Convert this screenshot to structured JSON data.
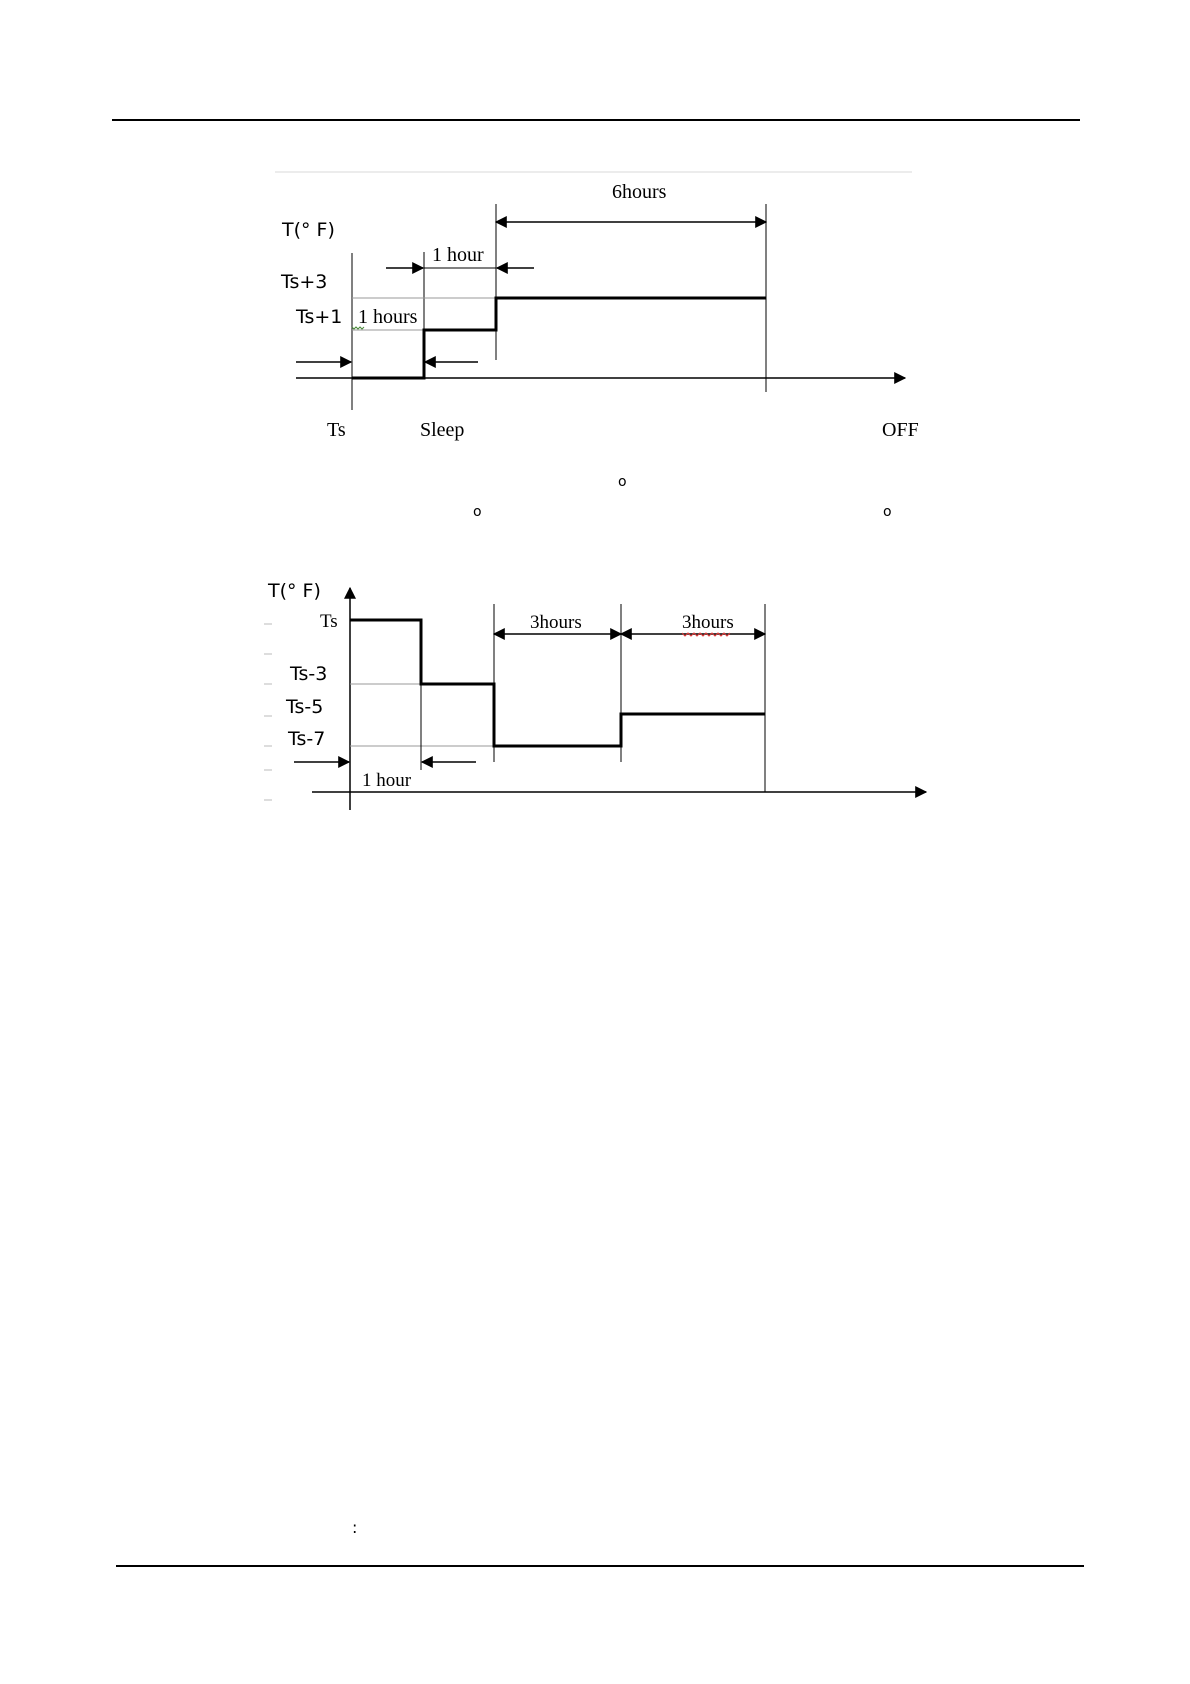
{
  "diagram1": {
    "y_axis_label": "T(° F)",
    "levels": [
      "Ts+3",
      "Ts+1"
    ],
    "spans": {
      "six_hours": "6hours",
      "one_hour_top": "1 hour",
      "one_hours_mid": "1 hours"
    },
    "x_labels": [
      "Ts",
      "Sleep",
      "OFF"
    ]
  },
  "diagram2": {
    "y_axis_label": "T(° F)",
    "levels": [
      "Ts",
      "Ts-3",
      "Ts-5",
      "Ts-7"
    ],
    "spans": {
      "three_hours_a": "3hours",
      "three_hours_b": "3hours",
      "one_hour": "1 hour"
    }
  },
  "marks": {
    "circle": "o",
    "colon": ":"
  }
}
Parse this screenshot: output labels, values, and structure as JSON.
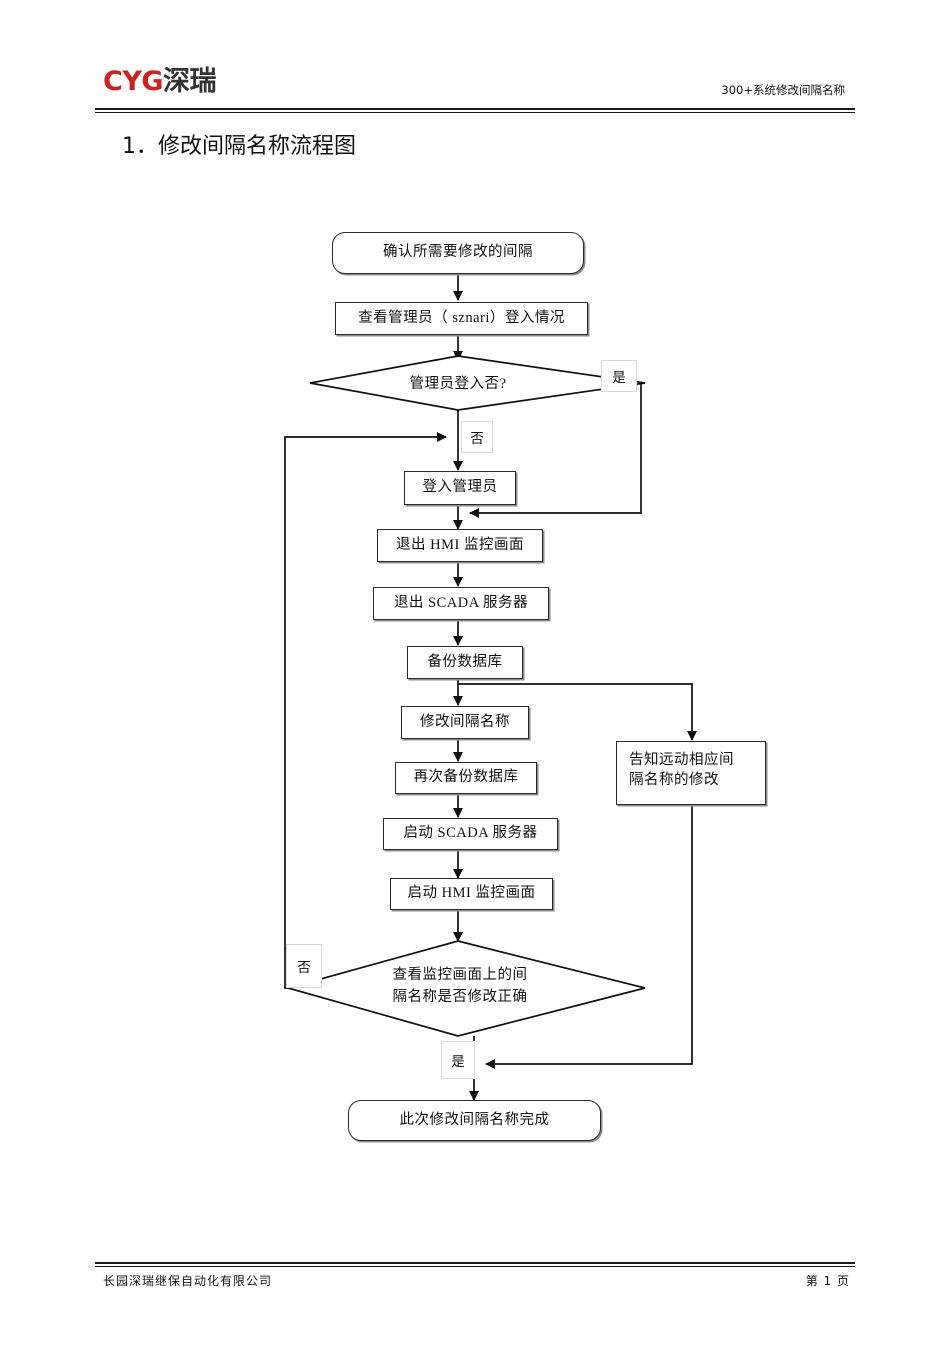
{
  "header": {
    "logo_mark": "CYG",
    "logo_name": "深瑞",
    "logo_color": "#cc2222",
    "doc_ref": "300+系统修改间隔名称"
  },
  "title": "1．修改间隔名称流程图",
  "flowchart": {
    "nodes": [
      {
        "id": "start",
        "shape": "rounded",
        "label": "确认所需要修改的间隔"
      },
      {
        "id": "check-admin",
        "shape": "rect",
        "label": "查看管理员（ sznari）登入情况"
      },
      {
        "id": "admin-q",
        "shape": "diamond",
        "label": "管理员登入否?"
      },
      {
        "id": "login",
        "shape": "rect",
        "label": "登入管理员"
      },
      {
        "id": "exit-hmi",
        "shape": "rect",
        "label": "退出 HMI 监控画面"
      },
      {
        "id": "exit-scada",
        "shape": "rect",
        "label": "退出 SCADA 服务器"
      },
      {
        "id": "backup",
        "shape": "rect",
        "label": "备份数据库"
      },
      {
        "id": "rename",
        "shape": "rect",
        "label": "修改间隔名称"
      },
      {
        "id": "backup2",
        "shape": "rect",
        "label": "再次备份数据库"
      },
      {
        "id": "start-scada",
        "shape": "rect",
        "label": "启动 SCADA 服务器"
      },
      {
        "id": "start-hmi",
        "shape": "rect",
        "label": "启动 HMI 监控画面"
      },
      {
        "id": "notify",
        "shape": "rect",
        "label_line1": "告知远动相应间",
        "label_line2": "隔名称的修改"
      },
      {
        "id": "verify-q",
        "shape": "diamond",
        "label_line1": "查看监控画面上的间",
        "label_line2": "隔名称是否修改正确"
      },
      {
        "id": "end",
        "shape": "rounded",
        "label": "此次修改间隔名称完成"
      }
    ],
    "branch_labels": {
      "admin_yes": "是",
      "admin_no": "否",
      "verify_no": "否",
      "verify_yes": "是"
    }
  },
  "footer": {
    "company": "长园深瑞继保自动化有限公司",
    "page": "第 1 页"
  }
}
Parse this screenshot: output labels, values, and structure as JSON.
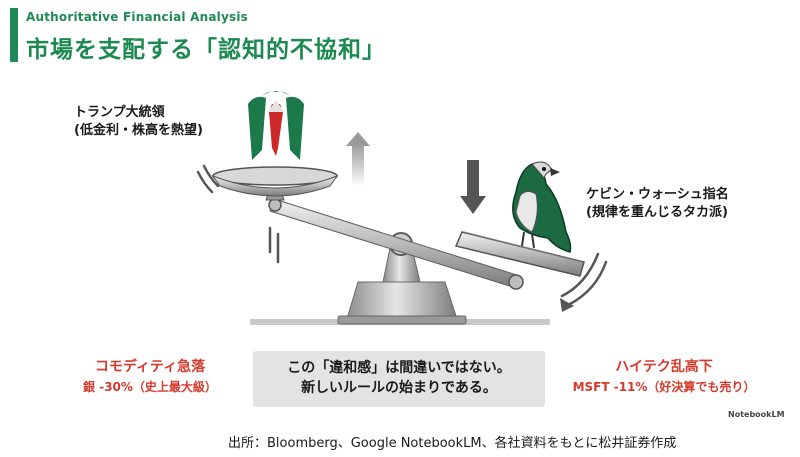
{
  "header": {
    "subtitle": "Authoritative Financial Analysis",
    "title": "市場を支配する「認知的不協和」"
  },
  "left_figure": {
    "name": "トランプ大統領",
    "desc": "(低金利・株高を熱望)"
  },
  "right_figure": {
    "name": "ケビン・ウォーシュ指名",
    "desc": "(規律を重んじるタカ派)"
  },
  "left_caption": {
    "head": "コモディティ急落",
    "sub": "銀 -30%（史上最大級）"
  },
  "right_caption": {
    "head": "ハイテク乱高下",
    "sub": "MSFT -11%（好決算でも売り）"
  },
  "message": {
    "line1": "この「違和感」は間違いではない。",
    "line2": "新しいルールの始まりである。"
  },
  "watermark": "NotebookLM",
  "source": "出所：Bloomberg、Google NotebookLM、各社資料をもとに松井証券作成",
  "colors": {
    "brand_green": "#1f8a55",
    "alert_red": "#d63a2c"
  }
}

::::

» **Task brief**: Leaving out the pictures, repeat the data above exactly.

» **Expected output**:
Convert this screenshot to structured JSON data.
{
  "diagram1": {
    "y_axis_label": "T(° F)",
    "levels": [
      "Ts+3",
      "Ts+1"
    ],
    "spans": {
      "six_hours": "6hours",
      "one_hour_top": "1 hour",
      "one_hours_mid": "1 hours"
    },
    "x_labels": [
      "Ts",
      "Sleep",
      "OFF"
    ]
  },
  "diagram2": {
    "y_axis_label": "T(° F)",
    "levels": [
      "Ts",
      "Ts-3",
      "Ts-5",
      "Ts-7"
    ],
    "spans": {
      "three_hours_a": "3hours",
      "three_hours_b": "3hours",
      "one_hour": "1 hour"
    }
  },
  "marks": {
    "circle": "o",
    "colon": ":"
  }
}
Parse this screenshot: output labels, values, and structure as JSON.
{
  "header": {
    "logo_mark": "CYG",
    "logo_name": "深瑞",
    "logo_color": "#cc2222",
    "doc_ref": "300+系统修改间隔名称"
  },
  "title": "1．修改间隔名称流程图",
  "flowchart": {
    "nodes": [
      {
        "id": "start",
        "shape": "rounded",
        "label": "确认所需要修改的间隔"
      },
      {
        "id": "check-admin",
        "shape": "rect",
        "label": "查看管理员（ sznari）登入情况"
      },
      {
        "id": "admin-q",
        "shape": "diamond",
        "label": "管理员登入否?"
      },
      {
        "id": "login",
        "shape": "rect",
        "label": "登入管理员"
      },
      {
        "id": "exit-hmi",
        "shape": "rect",
        "label": "退出 HMI 监控画面"
      },
      {
        "id": "exit-scada",
        "shape": "rect",
        "label": "退出 SCADA 服务器"
      },
      {
        "id": "backup",
        "shape": "rect",
        "label": "备份数据库"
      },
      {
        "id": "rename",
        "shape": "rect",
        "label": "修改间隔名称"
      },
      {
        "id": "backup2",
        "shape": "rect",
        "label": "再次备份数据库"
      },
      {
        "id": "start-scada",
        "shape": "rect",
        "label": "启动 SCADA 服务器"
      },
      {
        "id": "start-hmi",
        "shape": "rect",
        "label": "启动 HMI 监控画面"
      },
      {
        "id": "notify",
        "shape": "rect",
        "label_line1": "告知远动相应间",
        "label_line2": "隔名称的修改"
      },
      {
        "id": "verify-q",
        "shape": "diamond",
        "label_line1": "查看监控画面上的间",
        "label_line2": "隔名称是否修改正确"
      },
      {
        "id": "end",
        "shape": "rounded",
        "label": "此次修改间隔名称完成"
      }
    ],
    "branch_labels": {
      "admin_yes": "是",
      "admin_no": "否",
      "verify_no": "否",
      "verify_yes": "是"
    }
  },
  "footer": {
    "company": "长园深瑞继保自动化有限公司",
    "page": "第 1 页"
  }
}
Parse this screenshot: output labels, values, and structure as JSON.
{
  "header": {
    "subtitle": "Authoritative Financial Analysis",
    "title": "市場を支配する「認知的不協和」"
  },
  "left_figure": {
    "name": "トランプ大統領",
    "desc": "(低金利・株高を熱望)"
  },
  "right_figure": {
    "name": "ケビン・ウォーシュ指名",
    "desc": "(規律を重んじるタカ派)"
  },
  "left_caption": {
    "head": "コモディティ急落",
    "sub": "銀 -30%（史上最大級）"
  },
  "right_caption": {
    "head": "ハイテク乱高下",
    "sub": "MSFT -11%（好決算でも売り）"
  },
  "message": {
    "line1": "この「違和感」は間違いではない。",
    "line2": "新しいルールの始まりである。"
  },
  "watermark": "NotebookLM",
  "source": "出所：Bloomberg、Google NotebookLM、各社資料をもとに松井証券作成",
  "colors": {
    "brand_green": "#1f8a55",
    "alert_red": "#d63a2c"
  }
}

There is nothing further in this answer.